::: SUPPLIED MATERIAL

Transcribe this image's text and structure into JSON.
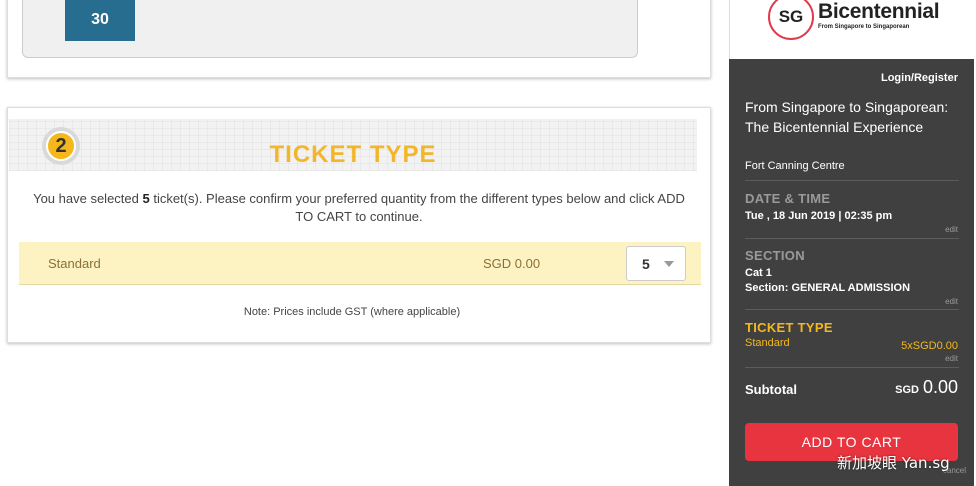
{
  "calendar": {
    "day": "30"
  },
  "ticket_type": {
    "step_number": "2",
    "title": "TICKET TYPE",
    "desc_prefix": "You have selected ",
    "ticket_count": "5",
    "desc_suffix": " ticket(s). Please confirm your preferred quantity from the different types below and click ADD TO CART to continue.",
    "row": {
      "name": "Standard",
      "price": "SGD 0.00",
      "quantity": "5"
    },
    "note": "Note: Prices include GST (where applicable)"
  },
  "sidebar": {
    "logo": {
      "mark": "SG",
      "name": "Bicentennial",
      "tagline": "From Singapore to Singaporean"
    },
    "login": "Login/Register",
    "event_title": "From Singapore to Singaporean: The Bicentennial Experience",
    "venue": "Fort Canning Centre",
    "datetime_label": "DATE & TIME",
    "datetime_value": "Tue , 18 Jun 2019 | 02:35 pm",
    "section_label": "SECTION",
    "section_cat": "Cat 1",
    "section_value": "Section: GENERAL ADMISSION",
    "tickettype_label": "TICKET TYPE",
    "tickettype_value": "Standard",
    "tickettype_price": "5xSGD0.00",
    "edit": "edit",
    "subtotal_label": "Subtotal",
    "subtotal_currency": "SGD",
    "subtotal_amount": "0.00",
    "cart_button": "ADD TO CART",
    "cancel": "cancel"
  },
  "watermark": "新加坡眼 Yan.sg",
  "colors": {
    "accent_yellow": "#f5b81c",
    "cart_red": "#e8343f",
    "sidebar_bg": "#404040",
    "calendar_blue": "#276d8f"
  }
}
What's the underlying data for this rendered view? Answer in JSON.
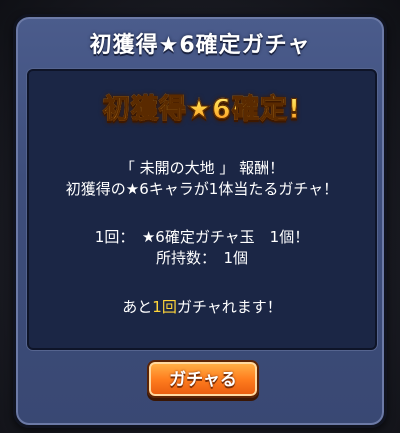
{
  "dialog": {
    "title": "初獲得★6確定ガチャ",
    "headline": "初獲得★6確定!",
    "line1": "「 未開の大地 」 報酬！",
    "line2": "初獲得の★6キャラが1体当たるガチャ！",
    "line3": "1回：　★6確定ガチャ玉　1個！",
    "line4": "所持数：　1個",
    "remaining_prefix": "あと",
    "remaining_count": "1回",
    "remaining_suffix": "ガチャれます！",
    "button_label": "ガチャる"
  },
  "colors": {
    "accent": "#ffd53a",
    "button": "#ff7e1f",
    "dialog": "#3e4e7c",
    "panel": "#1b2645"
  }
}
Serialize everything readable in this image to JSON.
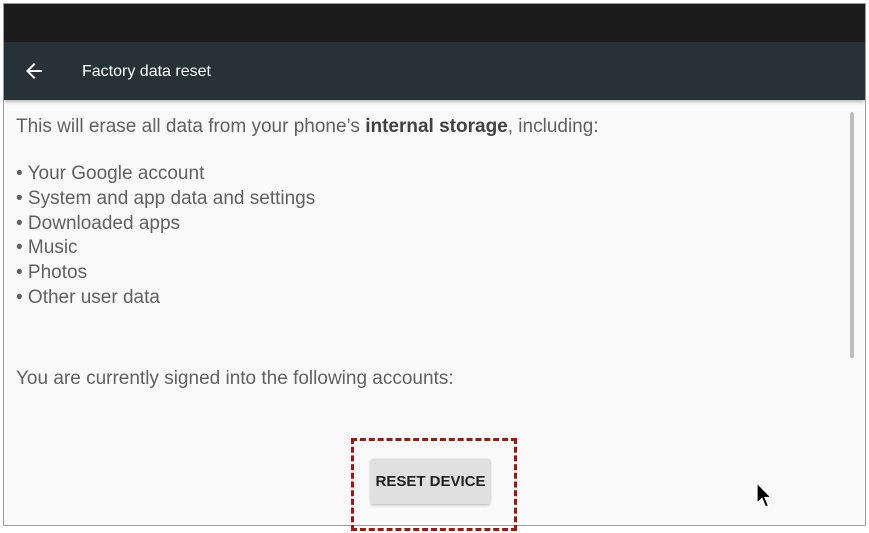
{
  "app_bar": {
    "back_icon": "arrow-back-icon",
    "title": "Factory data reset"
  },
  "content": {
    "intro_prefix": "This will erase all data from your phone’s ",
    "intro_bold": "internal storage",
    "intro_suffix": ", including:",
    "bullets": [
      "• Your Google account",
      "• System and app data and settings",
      "• Downloaded apps",
      "• Music",
      "• Photos",
      "• Other user data"
    ],
    "signed_in_text": "You are currently signed into the following accounts:"
  },
  "actions": {
    "reset_label": "RESET DEVICE"
  },
  "colors": {
    "status_bar": "#1c1c1c",
    "app_bar": "#263238",
    "background": "#fafafa",
    "highlight": "#a31515"
  }
}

::::::

▸ **TASK OBJECTIVE**:
Return each line exactly as written. Any picture gets left out.

▸ **FINAL ANSWER**:
Transcribe this image's text and structure into JSON.
{
  "calendar": {
    "day": "30"
  },
  "ticket_type": {
    "step_number": "2",
    "title": "TICKET TYPE",
    "desc_prefix": "You have selected ",
    "ticket_count": "5",
    "desc_suffix": " ticket(s). Please confirm your preferred quantity from the different types below and click ADD TO CART to continue.",
    "row": {
      "name": "Standard",
      "price": "SGD 0.00",
      "quantity": "5"
    },
    "note": "Note: Prices include GST (where applicable)"
  },
  "sidebar": {
    "logo": {
      "mark": "SG",
      "name": "Bicentennial",
      "tagline": "From Singapore to Singaporean"
    },
    "login": "Login/Register",
    "event_title": "From Singapore to Singaporean: The Bicentennial Experience",
    "venue": "Fort Canning Centre",
    "datetime_label": "DATE & TIME",
    "datetime_value": "Tue , 18 Jun 2019 | 02:35 pm",
    "section_label": "SECTION",
    "section_cat": "Cat 1",
    "section_value": "Section: GENERAL ADMISSION",
    "tickettype_label": "TICKET TYPE",
    "tickettype_value": "Standard",
    "tickettype_price": "5xSGD0.00",
    "edit": "edit",
    "subtotal_label": "Subtotal",
    "subtotal_currency": "SGD",
    "subtotal_amount": "0.00",
    "cart_button": "ADD TO CART",
    "cancel": "cancel"
  },
  "watermark": "新加坡眼 Yan.sg",
  "colors": {
    "accent_yellow": "#f5b81c",
    "cart_red": "#e8343f",
    "sidebar_bg": "#404040",
    "calendar_blue": "#276d8f"
  }
}
What's the underlying data for this rendered view? Answer in JSON.
{
  "dialog": {
    "title": "初獲得★6確定ガチャ",
    "headline": "初獲得★6確定!",
    "line1": "「 未開の大地 」 報酬！",
    "line2": "初獲得の★6キャラが1体当たるガチャ！",
    "line3": "1回：　★6確定ガチャ玉　1個！",
    "line4": "所持数：　1個",
    "remaining_prefix": "あと",
    "remaining_count": "1回",
    "remaining_suffix": "ガチャれます！",
    "button_label": "ガチャる"
  },
  "colors": {
    "accent": "#ffd53a",
    "button": "#ff7e1f",
    "dialog": "#3e4e7c",
    "panel": "#1b2645"
  }
}
Serialize everything readable in this image to JSON.
{
  "app_bar": {
    "back_icon": "arrow-back-icon",
    "title": "Factory data reset"
  },
  "content": {
    "intro_prefix": "This will erase all data from your phone’s ",
    "intro_bold": "internal storage",
    "intro_suffix": ", including:",
    "bullets": [
      "• Your Google account",
      "• System and app data and settings",
      "• Downloaded apps",
      "• Music",
      "• Photos",
      "• Other user data"
    ],
    "signed_in_text": "You are currently signed into the following accounts:"
  },
  "actions": {
    "reset_label": "RESET DEVICE"
  },
  "colors": {
    "status_bar": "#1c1c1c",
    "app_bar": "#263238",
    "background": "#fafafa",
    "highlight": "#a31515"
  }
}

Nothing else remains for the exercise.